Copy the data precisely, character for character, and leave out every picture.

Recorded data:
————
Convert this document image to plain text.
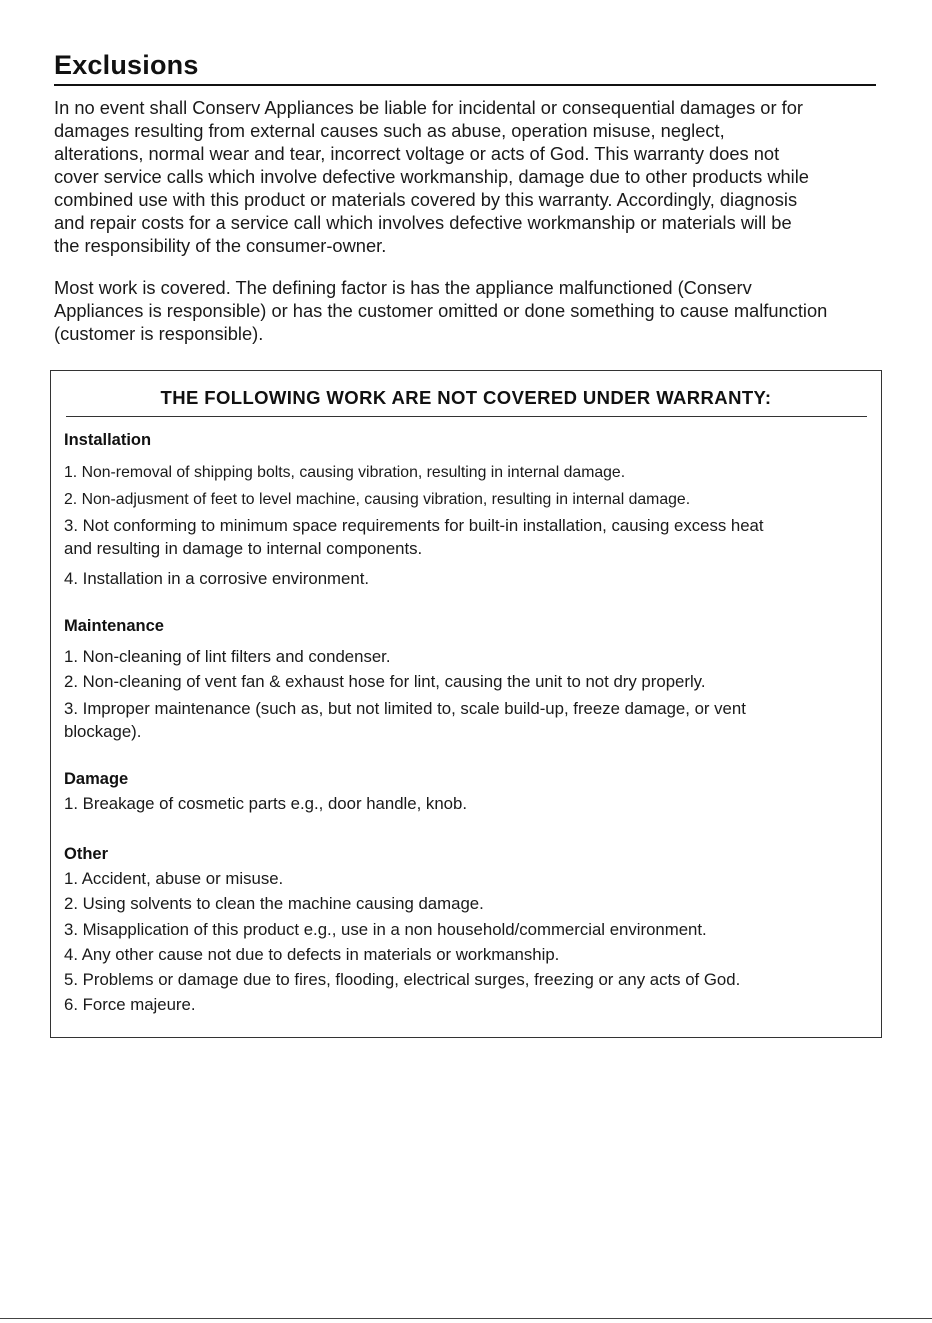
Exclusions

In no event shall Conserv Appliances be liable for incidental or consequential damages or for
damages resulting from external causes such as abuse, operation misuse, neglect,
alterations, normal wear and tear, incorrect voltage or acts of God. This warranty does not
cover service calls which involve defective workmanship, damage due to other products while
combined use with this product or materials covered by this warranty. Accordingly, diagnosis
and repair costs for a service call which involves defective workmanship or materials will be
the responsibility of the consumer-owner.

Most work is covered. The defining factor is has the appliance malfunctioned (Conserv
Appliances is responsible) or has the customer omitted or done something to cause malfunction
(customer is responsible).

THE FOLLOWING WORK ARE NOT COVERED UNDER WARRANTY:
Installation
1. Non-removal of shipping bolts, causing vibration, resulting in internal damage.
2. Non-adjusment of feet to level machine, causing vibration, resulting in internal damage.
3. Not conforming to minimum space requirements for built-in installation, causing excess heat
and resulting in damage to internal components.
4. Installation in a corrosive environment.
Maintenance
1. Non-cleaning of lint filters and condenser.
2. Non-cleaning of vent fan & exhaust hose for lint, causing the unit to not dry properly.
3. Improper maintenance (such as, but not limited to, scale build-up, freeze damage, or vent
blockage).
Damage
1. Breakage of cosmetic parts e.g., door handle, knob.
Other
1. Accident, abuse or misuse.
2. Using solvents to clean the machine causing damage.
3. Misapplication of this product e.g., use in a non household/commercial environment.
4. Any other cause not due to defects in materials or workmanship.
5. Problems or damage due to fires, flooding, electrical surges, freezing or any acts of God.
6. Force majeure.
————
■ ANSWER IN FULL:
Convert this document image to plain text.
Exclusions

In no event shall Conserv Appliances be liable for incidental or consequential damages or for
damages resulting from external causes such as abuse, operation misuse, neglect,
alterations, normal wear and tear, incorrect voltage or acts of God. This warranty does not
cover service calls which involve defective workmanship, damage due to other products while
combined use with this product or materials covered by this warranty. Accordingly, diagnosis
and repair costs for a service call which involves defective workmanship or materials will be
the responsibility of the consumer-owner.

Most work is covered. The defining factor is has the appliance malfunctioned (Conserv
Appliances is responsible) or has the customer omitted or done something to cause malfunction
(customer is responsible).

THE FOLLOWING WORK ARE NOT COVERED UNDER WARRANTY:
Installation
1. Non-removal of shipping bolts, causing vibration, resulting in internal damage.
2. Non-adjusment of feet to level machine, causing vibration, resulting in internal damage.
3. Not conforming to minimum space requirements for built-in installation, causing excess heat
and resulting in damage to internal components.
4. Installation in a corrosive environment.
Maintenance
1. Non-cleaning of lint filters and condenser.
2. Non-cleaning of vent fan & exhaust hose for lint, causing the unit to not dry properly.
3. Improper maintenance (such as, but not limited to, scale build-up, freeze damage, or vent
blockage).
Damage
1. Breakage of cosmetic parts e.g., door handle, knob.
Other
1. Accident, abuse or misuse.
2. Using solvents to clean the machine causing damage.
3. Misapplication of this product e.g., use in a non household/commercial environment.
4. Any other cause not due to defects in materials or workmanship.
5. Problems or damage due to fires, flooding, electrical surges, freezing or any acts of God.
6. Force majeure.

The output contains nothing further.